What is expected | Please give the data below again in full, exactly as it stands.

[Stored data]
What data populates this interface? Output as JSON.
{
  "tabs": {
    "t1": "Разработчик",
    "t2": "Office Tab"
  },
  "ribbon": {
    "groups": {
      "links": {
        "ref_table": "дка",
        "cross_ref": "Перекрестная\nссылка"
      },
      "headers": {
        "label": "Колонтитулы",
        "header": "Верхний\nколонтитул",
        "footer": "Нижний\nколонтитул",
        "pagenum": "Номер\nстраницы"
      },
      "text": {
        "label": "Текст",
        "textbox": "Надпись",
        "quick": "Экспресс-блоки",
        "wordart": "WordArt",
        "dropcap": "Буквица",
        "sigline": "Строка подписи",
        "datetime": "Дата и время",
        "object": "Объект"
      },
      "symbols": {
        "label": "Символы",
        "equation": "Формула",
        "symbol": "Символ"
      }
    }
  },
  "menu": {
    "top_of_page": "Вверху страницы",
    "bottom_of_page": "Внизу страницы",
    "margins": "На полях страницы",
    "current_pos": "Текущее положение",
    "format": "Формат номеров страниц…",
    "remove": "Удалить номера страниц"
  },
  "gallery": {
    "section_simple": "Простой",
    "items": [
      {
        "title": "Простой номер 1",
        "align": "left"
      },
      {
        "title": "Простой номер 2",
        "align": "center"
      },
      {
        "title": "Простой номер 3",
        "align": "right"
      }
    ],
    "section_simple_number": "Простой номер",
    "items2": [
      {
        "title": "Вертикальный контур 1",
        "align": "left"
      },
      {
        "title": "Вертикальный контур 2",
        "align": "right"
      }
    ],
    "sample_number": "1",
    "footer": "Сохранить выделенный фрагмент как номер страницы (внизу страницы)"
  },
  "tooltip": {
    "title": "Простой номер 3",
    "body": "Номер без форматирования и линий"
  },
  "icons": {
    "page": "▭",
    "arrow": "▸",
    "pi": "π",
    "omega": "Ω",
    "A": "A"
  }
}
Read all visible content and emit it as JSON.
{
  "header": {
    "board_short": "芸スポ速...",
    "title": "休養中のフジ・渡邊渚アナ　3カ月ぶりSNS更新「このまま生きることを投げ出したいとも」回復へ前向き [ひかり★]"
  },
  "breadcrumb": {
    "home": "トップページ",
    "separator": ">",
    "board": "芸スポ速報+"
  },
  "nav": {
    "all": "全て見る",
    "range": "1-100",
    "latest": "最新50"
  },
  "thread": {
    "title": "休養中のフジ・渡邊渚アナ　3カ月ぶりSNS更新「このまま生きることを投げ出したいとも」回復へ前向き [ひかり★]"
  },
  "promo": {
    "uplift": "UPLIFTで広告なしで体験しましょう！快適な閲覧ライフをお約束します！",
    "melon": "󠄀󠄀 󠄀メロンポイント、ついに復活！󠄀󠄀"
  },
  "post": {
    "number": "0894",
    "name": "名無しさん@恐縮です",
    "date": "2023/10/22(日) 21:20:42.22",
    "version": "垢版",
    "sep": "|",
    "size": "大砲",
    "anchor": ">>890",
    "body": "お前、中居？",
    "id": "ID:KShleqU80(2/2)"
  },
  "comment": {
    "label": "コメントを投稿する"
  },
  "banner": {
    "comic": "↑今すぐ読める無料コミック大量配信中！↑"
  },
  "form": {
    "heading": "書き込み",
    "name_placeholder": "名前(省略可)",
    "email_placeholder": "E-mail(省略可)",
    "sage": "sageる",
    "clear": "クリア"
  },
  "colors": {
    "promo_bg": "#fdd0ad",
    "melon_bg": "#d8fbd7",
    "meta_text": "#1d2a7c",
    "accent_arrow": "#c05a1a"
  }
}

Task response |
What data populates this interface? Output as JSON.
{
  "tabs": {
    "t1": "Разработчик",
    "t2": "Office Tab"
  },
  "ribbon": {
    "groups": {
      "links": {
        "ref_table": "дка",
        "cross_ref": "Перекрестная\nссылка"
      },
      "headers": {
        "label": "Колонтитулы",
        "header": "Верхний\nколонтитул",
        "footer": "Нижний\nколонтитул",
        "pagenum": "Номер\nстраницы"
      },
      "text": {
        "label": "Текст",
        "textbox": "Надпись",
        "quick": "Экспресс-блоки",
        "wordart": "WordArt",
        "dropcap": "Буквица",
        "sigline": "Строка подписи",
        "datetime": "Дата и время",
        "object": "Объект"
      },
      "symbols": {
        "label": "Символы",
        "equation": "Формула",
        "symbol": "Символ"
      }
    }
  },
  "menu": {
    "top_of_page": "Вверху страницы",
    "bottom_of_page": "Внизу страницы",
    "margins": "На полях страницы",
    "current_pos": "Текущее положение",
    "format": "Формат номеров страниц…",
    "remove": "Удалить номера страниц"
  },
  "gallery": {
    "section_simple": "Простой",
    "items": [
      {
        "title": "Простой номер 1",
        "align": "left"
      },
      {
        "title": "Простой номер 2",
        "align": "center"
      },
      {
        "title": "Простой номер 3",
        "align": "right"
      }
    ],
    "section_simple_number": "Простой номер",
    "items2": [
      {
        "title": "Вертикальный контур 1",
        "align": "left"
      },
      {
        "title": "Вертикальный контур 2",
        "align": "right"
      }
    ],
    "sample_number": "1",
    "footer": "Сохранить выделенный фрагмент как номер страницы (внизу страницы)"
  },
  "tooltip": {
    "title": "Простой номер 3",
    "body": "Номер без форматирования и линий"
  },
  "icons": {
    "page": "▭",
    "arrow": "▸",
    "pi": "π",
    "omega": "Ω",
    "A": "A"
  }
}
Read all visible content and emit it as JSON.
{
  "header": {
    "board_short": "芸スポ速...",
    "title": "休養中のフジ・渡邊渚アナ　3カ月ぶりSNS更新「このまま生きることを投げ出したいとも」回復へ前向き [ひかり★]"
  },
  "breadcrumb": {
    "home": "トップページ",
    "separator": ">",
    "board": "芸スポ速報+"
  },
  "nav": {
    "all": "全て見る",
    "range": "1-100",
    "latest": "最新50"
  },
  "thread": {
    "title": "休養中のフジ・渡邊渚アナ　3カ月ぶりSNS更新「このまま生きることを投げ出したいとも」回復へ前向き [ひかり★]"
  },
  "promo": {
    "uplift": "UPLIFTで広告なしで体験しましょう！快適な閲覧ライフをお約束します！",
    "melon": "󠄀󠄀 󠄀メロンポイント、ついに復活！󠄀󠄀"
  },
  "post": {
    "number": "0894",
    "name": "名無しさん@恐縮です",
    "date": "2023/10/22(日) 21:20:42.22",
    "version": "垢版",
    "sep": "|",
    "size": "大砲",
    "anchor": ">>890",
    "body": "お前、中居？",
    "id": "ID:KShleqU80(2/2)"
  },
  "comment": {
    "label": "コメントを投稿する"
  },
  "banner": {
    "comic": "↑今すぐ読める無料コミック大量配信中！↑"
  },
  "form": {
    "heading": "書き込み",
    "name_placeholder": "名前(省略可)",
    "email_placeholder": "E-mail(省略可)",
    "sage": "sageる",
    "clear": "クリア"
  },
  "colors": {
    "promo_bg": "#fdd0ad",
    "melon_bg": "#d8fbd7",
    "meta_text": "#1d2a7c",
    "accent_arrow": "#c05a1a"
  }
}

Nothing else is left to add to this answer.